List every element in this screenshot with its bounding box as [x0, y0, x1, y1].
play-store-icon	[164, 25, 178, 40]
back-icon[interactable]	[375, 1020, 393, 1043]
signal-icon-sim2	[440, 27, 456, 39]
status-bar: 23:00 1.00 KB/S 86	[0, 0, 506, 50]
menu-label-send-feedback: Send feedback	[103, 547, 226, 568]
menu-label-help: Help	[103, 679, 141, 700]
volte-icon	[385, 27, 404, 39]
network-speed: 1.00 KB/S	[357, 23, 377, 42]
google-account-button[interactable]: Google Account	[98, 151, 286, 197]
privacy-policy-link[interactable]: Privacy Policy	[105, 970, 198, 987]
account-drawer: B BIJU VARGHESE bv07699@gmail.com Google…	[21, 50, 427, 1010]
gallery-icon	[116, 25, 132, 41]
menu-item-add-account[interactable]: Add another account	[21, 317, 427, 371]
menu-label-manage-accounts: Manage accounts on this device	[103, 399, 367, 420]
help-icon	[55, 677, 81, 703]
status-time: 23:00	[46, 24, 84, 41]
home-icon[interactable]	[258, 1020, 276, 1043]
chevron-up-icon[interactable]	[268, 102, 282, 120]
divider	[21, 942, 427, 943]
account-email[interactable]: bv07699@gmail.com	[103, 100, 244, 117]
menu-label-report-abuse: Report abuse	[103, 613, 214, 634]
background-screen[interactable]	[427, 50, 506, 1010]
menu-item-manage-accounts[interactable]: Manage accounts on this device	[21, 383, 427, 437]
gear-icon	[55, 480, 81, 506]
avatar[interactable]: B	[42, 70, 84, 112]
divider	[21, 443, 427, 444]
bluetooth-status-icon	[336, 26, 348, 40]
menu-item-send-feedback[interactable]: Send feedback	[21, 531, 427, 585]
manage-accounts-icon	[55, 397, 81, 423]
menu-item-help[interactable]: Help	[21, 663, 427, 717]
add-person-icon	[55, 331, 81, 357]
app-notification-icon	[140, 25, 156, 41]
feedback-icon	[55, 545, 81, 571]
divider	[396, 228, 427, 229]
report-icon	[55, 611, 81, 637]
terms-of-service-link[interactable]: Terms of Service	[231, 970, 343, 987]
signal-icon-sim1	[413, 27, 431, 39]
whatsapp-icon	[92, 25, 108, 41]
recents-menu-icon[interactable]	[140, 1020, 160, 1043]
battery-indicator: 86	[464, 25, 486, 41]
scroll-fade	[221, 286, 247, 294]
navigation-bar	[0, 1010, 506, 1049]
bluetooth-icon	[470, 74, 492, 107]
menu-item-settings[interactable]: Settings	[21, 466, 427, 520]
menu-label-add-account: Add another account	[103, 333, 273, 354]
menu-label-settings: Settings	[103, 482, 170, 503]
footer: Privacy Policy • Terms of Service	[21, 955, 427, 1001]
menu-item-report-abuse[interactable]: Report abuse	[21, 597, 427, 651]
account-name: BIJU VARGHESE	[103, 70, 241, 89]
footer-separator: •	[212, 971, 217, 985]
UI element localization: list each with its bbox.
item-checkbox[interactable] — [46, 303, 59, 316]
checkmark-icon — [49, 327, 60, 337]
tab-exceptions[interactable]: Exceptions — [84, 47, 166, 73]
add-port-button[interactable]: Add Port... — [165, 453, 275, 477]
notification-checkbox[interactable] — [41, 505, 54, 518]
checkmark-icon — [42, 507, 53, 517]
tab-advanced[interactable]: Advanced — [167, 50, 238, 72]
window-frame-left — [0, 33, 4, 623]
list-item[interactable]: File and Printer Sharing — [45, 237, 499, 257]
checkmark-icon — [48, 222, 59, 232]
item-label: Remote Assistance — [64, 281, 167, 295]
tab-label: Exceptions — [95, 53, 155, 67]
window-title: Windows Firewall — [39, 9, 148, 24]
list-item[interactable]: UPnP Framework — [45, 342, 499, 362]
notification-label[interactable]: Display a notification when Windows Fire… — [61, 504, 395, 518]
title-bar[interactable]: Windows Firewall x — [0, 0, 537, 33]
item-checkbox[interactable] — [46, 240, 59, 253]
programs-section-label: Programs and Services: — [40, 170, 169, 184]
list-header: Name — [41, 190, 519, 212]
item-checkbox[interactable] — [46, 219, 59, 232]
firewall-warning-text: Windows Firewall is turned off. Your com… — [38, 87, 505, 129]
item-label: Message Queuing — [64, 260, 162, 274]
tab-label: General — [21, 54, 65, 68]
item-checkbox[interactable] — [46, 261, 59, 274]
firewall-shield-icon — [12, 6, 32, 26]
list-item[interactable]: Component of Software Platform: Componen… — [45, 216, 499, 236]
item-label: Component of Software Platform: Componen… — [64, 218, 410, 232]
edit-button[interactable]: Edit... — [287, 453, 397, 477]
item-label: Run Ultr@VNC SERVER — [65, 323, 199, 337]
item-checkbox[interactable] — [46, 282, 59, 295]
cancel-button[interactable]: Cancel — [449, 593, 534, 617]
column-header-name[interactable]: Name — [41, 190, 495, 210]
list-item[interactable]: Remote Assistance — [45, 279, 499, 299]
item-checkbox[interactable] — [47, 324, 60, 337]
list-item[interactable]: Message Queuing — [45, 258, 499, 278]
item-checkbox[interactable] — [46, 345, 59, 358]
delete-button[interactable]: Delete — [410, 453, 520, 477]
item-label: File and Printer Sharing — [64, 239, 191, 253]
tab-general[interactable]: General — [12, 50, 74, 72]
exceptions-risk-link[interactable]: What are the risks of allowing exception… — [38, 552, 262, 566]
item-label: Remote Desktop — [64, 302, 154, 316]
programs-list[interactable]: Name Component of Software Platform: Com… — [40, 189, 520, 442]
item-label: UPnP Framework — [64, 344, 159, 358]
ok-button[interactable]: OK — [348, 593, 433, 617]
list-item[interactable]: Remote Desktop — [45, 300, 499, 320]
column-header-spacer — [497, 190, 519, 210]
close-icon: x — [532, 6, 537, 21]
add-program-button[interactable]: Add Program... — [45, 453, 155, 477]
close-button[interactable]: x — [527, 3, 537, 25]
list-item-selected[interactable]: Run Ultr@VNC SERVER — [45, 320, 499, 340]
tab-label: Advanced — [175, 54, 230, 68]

#####

*Objective*:
Render every line of the records above as a JSON list of strings, one string per line, leaving out blank lines.

*Answer for this exercise*:
[
  "List every element in this screenshot with its bounding box as [x0, y0, x1, y1].",
  "play-store-icon\t[164, 25, 178, 40]",
  "back-icon[interactable]\t[375, 1020, 393, 1043]",
  "signal-icon-sim2\t[440, 27, 456, 39]",
  "status-bar: 23:00 1.00 KB/S 86\t[0, 0, 506, 50]",
  "menu-label-send-feedback: Send feedback\t[103, 547, 226, 568]",
  "menu-label-help: Help\t[103, 679, 141, 700]",
  "volte-icon\t[385, 27, 404, 39]",
  "network-speed: 1.00 KB/S\t[357, 23, 377, 42]",
  "google-account-button[interactable]: Google Account\t[98, 151, 286, 197]",
  "privacy-policy-link[interactable]: Privacy Policy\t[105, 970, 198, 987]",
  "account-drawer: B BIJU VARGHESE bv07699@gmail.com Google…\t[21, 50, 427, 1010]",
  "gallery-icon\t[116, 25, 132, 41]",
  "menu-item-add-account[interactable]: Add another account\t[21, 317, 427, 371]",
  "menu-label-manage-accounts: Manage accounts on this device\t[103, 399, 367, 420]",
  "help-icon\t[55, 677, 81, 703]",
  "status-time: 23:00\t[46, 24, 84, 41]",
  "home-icon[interactable]\t[258, 1020, 276, 1043]",
  "chevron-up-icon[interactable]\t[268, 102, 282, 120]",
  "divider\t[21, 942, 427, 943]",
  "account-email[interactable]: bv07699@gmail.com\t[103, 100, 244, 117]",
  "menu-label-report-abuse: Report abuse\t[103, 613, 214, 634]",
  "background-screen[interactable]\t[427, 50, 506, 1010]",
  "menu-item-manage-accounts[interactable]: Manage accounts on this device\t[21, 383, 427, 437]",
  "gear-icon\t[55, 480, 81, 506]",
  "avatar[interactable]: B\t[42, 70, 84, 112]",
  "divider\t[21, 443, 427, 444]",
  "bluetooth-status-icon\t[336, 26, 348, 40]",
  "menu-item-send-feedback[interactable]: Send feedback\t[21, 531, 427, 585]",
  "manage-accounts-icon\t[55, 397, 81, 423]",
  "menu-item-help[interactable]: Help\t[21, 663, 427, 717]",
  "add-person-icon\t[55, 331, 81, 357]",
  "app-notification-icon\t[140, 25, 156, 41]",
  "feedback-icon\t[55, 545, 81, 571]",
  "divider\t[396, 228, 427, 229]",
  "report-icon\t[55, 611, 81, 637]",
  "terms-of-service-link[interactable]: Terms of Service\t[231, 970, 343, 987]",
  "signal-icon-sim1\t[413, 27, 431, 39]",
  "whatsapp-icon\t[92, 25, 108, 41]",
  "recents-menu-icon[interactable]\t[140, 1020, 160, 1043]",
  "battery-indicator: 86\t[464, 25, 486, 41]",
  "scroll-fade\t[221, 286, 247, 294]",
  "navigation-bar\t[0, 1010, 506, 1049]",
  "bluetooth-icon\t[470, 74, 492, 107]",
  "menu-item-settings[interactable]: Settings\t[21, 466, 427, 520]",
  "menu-label-add-account: Add another account\t[103, 333, 273, 354]",
  "menu-label-settings: Settings\t[103, 482, 170, 503]",
  "footer: Privacy Policy • Terms of Service\t[21, 955, 427, 1001]",
  "menu-item-report-abuse[interactable]: Report abuse\t[21, 597, 427, 651]",
  "account-name: BIJU VARGHESE\t[103, 70, 241, 89]",
  "footer-separator: •\t[212, 971, 217, 985]",
  "UI element localization: list each with its bbox.",
  "item-checkbox[interactable] — [46, 303, 59, 316]",
  "checkmark-icon — [49, 327, 60, 337]",
  "tab-exceptions[interactable]: Exceptions — [84, 47, 166, 73]",
  "add-port-button[interactable]: Add Port... — [165, 453, 275, 477]",
  "notification-checkbox[interactable] — [41, 505, 54, 518]",
  "checkmark-icon — [42, 507, 53, 517]",
  "tab-advanced[interactable]: Advanced — [167, 50, 238, 72]",
  "window-frame-left — [0, 33, 4, 623]",
  "list-item[interactable]: File and Printer Sharing — [45, 237, 499, 257]",
  "checkmark-icon — [48, 222, 59, 232]",
  "item-label: Remote Assistance — [64, 281, 167, 295]",
  "tab-label: Exceptions — [95, 53, 155, 67]",
  "window-title: Windows Firewall — [39, 9, 148, 24]",
  "list-item[interactable]: UPnP Framework — [45, 342, 499, 362]",
  "notification-label[interactable]: Display a notification when Windows Fire… — [61, 504, 395, 518]",
  "title-bar[interactable]: Windows Firewall x — [0, 0, 537, 33]",
  "item-checkbox[interactable] — [46, 240, 59, 253]",
  "programs-section-label: Programs and Services: — [40, 170, 169, 184]",
  "list-header: Name — [41, 190, 519, 212]",
  "item-checkbox[interactable] — [46, 219, 59, 232]",
  "firewall-warning-text: Windows Firewall is turned off. Your com… — [38, 87, 505, 129]",
  "item-label: Message Queuing — [64, 260, 162, 274]",
  "tab-label: General — [21, 54, 65, 68]",
  "item-checkbox[interactable] — [46, 261, 59, 274]",
  "firewall-shield-icon — [12, 6, 32, 26]",
  "list-item[interactable]: Component of Software Platform: Componen… — [45, 216, 499, 236]",
  "item-label: Component of Software Platform: Componen… — [64, 218, 410, 232]",
  "edit-button[interactable]: Edit... — [287, 453, 397, 477]",
  "item-label: Run Ultr@VNC SERVER — [65, 323, 199, 337]",
  "item-checkbox[interactable] — [46, 282, 59, 295]",
  "cancel-button[interactable]: Cancel — [449, 593, 534, 617]",
  "column-header-name[interactable]: Name — [41, 190, 495, 210]",
  "list-item[interactable]: Remote Assistance — [45, 279, 499, 299]",
  "item-checkbox[interactable] — [47, 324, 60, 337]",
  "list-item[interactable]: Message Queuing — [45, 258, 499, 278]",
  "item-checkbox[interactable] — [46, 345, 59, 358]",
  "delete-button[interactable]: Delete — [410, 453, 520, 477]",
  "item-label: File and Printer Sharing — [64, 239, 191, 253]",
  "tab-general[interactable]: General — [12, 50, 74, 72]",
  "exceptions-risk-link[interactable]: What are the risks of allowing exception… — [38, 552, 262, 566]",
  "item-label: Remote Desktop — [64, 302, 154, 316]",
  "programs-list[interactable]: Name Component of Software Platform: Com… — [40, 189, 520, 442]",
  "item-label: UPnP Framework — [64, 344, 159, 358]",
  "ok-button[interactable]: OK — [348, 593, 433, 617]",
  "list-item[interactable]: Remote Desktop — [45, 300, 499, 320]",
  "column-header-spacer — [497, 190, 519, 210]",
  "close-icon: x — [532, 6, 537, 21]",
  "add-program-button[interactable]: Add Program... — [45, 453, 155, 477]",
  "close-button[interactable]: x — [527, 3, 537, 25]",
  "list-item-selected[interactable]: Run Ultr@VNC SERVER — [45, 320, 499, 340]",
  "tab-label: Advanced — [175, 54, 230, 68]"
]